→ Exercise material
/---

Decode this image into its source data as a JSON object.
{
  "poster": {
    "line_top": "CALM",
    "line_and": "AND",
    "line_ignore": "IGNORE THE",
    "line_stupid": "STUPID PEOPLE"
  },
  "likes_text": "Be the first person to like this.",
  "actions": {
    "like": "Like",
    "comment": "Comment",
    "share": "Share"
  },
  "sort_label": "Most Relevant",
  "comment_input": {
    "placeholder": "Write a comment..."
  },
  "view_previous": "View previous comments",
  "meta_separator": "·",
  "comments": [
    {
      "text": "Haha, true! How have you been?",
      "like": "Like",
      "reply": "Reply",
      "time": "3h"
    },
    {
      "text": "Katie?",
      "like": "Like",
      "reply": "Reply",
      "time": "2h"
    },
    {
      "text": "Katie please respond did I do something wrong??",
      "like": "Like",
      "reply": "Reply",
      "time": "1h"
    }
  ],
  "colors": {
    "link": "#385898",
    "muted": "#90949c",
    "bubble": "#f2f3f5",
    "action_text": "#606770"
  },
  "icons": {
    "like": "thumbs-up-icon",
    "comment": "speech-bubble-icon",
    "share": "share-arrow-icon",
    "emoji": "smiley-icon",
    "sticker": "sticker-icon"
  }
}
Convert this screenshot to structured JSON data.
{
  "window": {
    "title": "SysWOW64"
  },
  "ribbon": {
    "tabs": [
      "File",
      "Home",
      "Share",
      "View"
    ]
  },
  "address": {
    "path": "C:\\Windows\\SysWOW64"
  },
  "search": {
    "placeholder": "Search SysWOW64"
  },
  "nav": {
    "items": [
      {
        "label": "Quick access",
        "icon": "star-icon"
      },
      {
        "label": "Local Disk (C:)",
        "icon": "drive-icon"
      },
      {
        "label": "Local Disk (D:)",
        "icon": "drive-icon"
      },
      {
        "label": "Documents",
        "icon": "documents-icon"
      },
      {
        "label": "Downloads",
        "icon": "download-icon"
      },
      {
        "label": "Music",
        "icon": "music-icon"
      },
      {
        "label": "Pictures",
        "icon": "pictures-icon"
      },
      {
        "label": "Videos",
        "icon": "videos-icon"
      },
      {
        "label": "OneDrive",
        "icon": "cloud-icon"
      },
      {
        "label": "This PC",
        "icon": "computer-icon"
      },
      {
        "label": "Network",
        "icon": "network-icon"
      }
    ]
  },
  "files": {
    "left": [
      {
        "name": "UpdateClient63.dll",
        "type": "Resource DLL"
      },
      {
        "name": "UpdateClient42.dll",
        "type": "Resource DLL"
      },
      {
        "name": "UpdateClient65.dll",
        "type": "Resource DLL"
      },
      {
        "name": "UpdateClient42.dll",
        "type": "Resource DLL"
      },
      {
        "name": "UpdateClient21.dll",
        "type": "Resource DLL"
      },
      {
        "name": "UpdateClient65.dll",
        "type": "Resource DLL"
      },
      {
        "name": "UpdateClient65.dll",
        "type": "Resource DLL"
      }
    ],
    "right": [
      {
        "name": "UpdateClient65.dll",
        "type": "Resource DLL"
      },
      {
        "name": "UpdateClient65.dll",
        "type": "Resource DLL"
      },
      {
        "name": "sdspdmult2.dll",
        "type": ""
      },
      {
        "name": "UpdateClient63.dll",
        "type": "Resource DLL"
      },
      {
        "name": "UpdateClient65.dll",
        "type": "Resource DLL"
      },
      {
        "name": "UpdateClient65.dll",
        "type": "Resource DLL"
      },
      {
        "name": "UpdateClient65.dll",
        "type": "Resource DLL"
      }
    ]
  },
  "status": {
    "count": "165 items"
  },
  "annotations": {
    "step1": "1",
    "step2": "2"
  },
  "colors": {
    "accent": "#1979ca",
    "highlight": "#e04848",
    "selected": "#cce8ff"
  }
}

\---

→ What you should do
Examine the records and pull out every line where the string "bubble" occurs.

→ Answer in full
    "bubble": "#f2f3f5",
    "comment": "speech-bubble-icon",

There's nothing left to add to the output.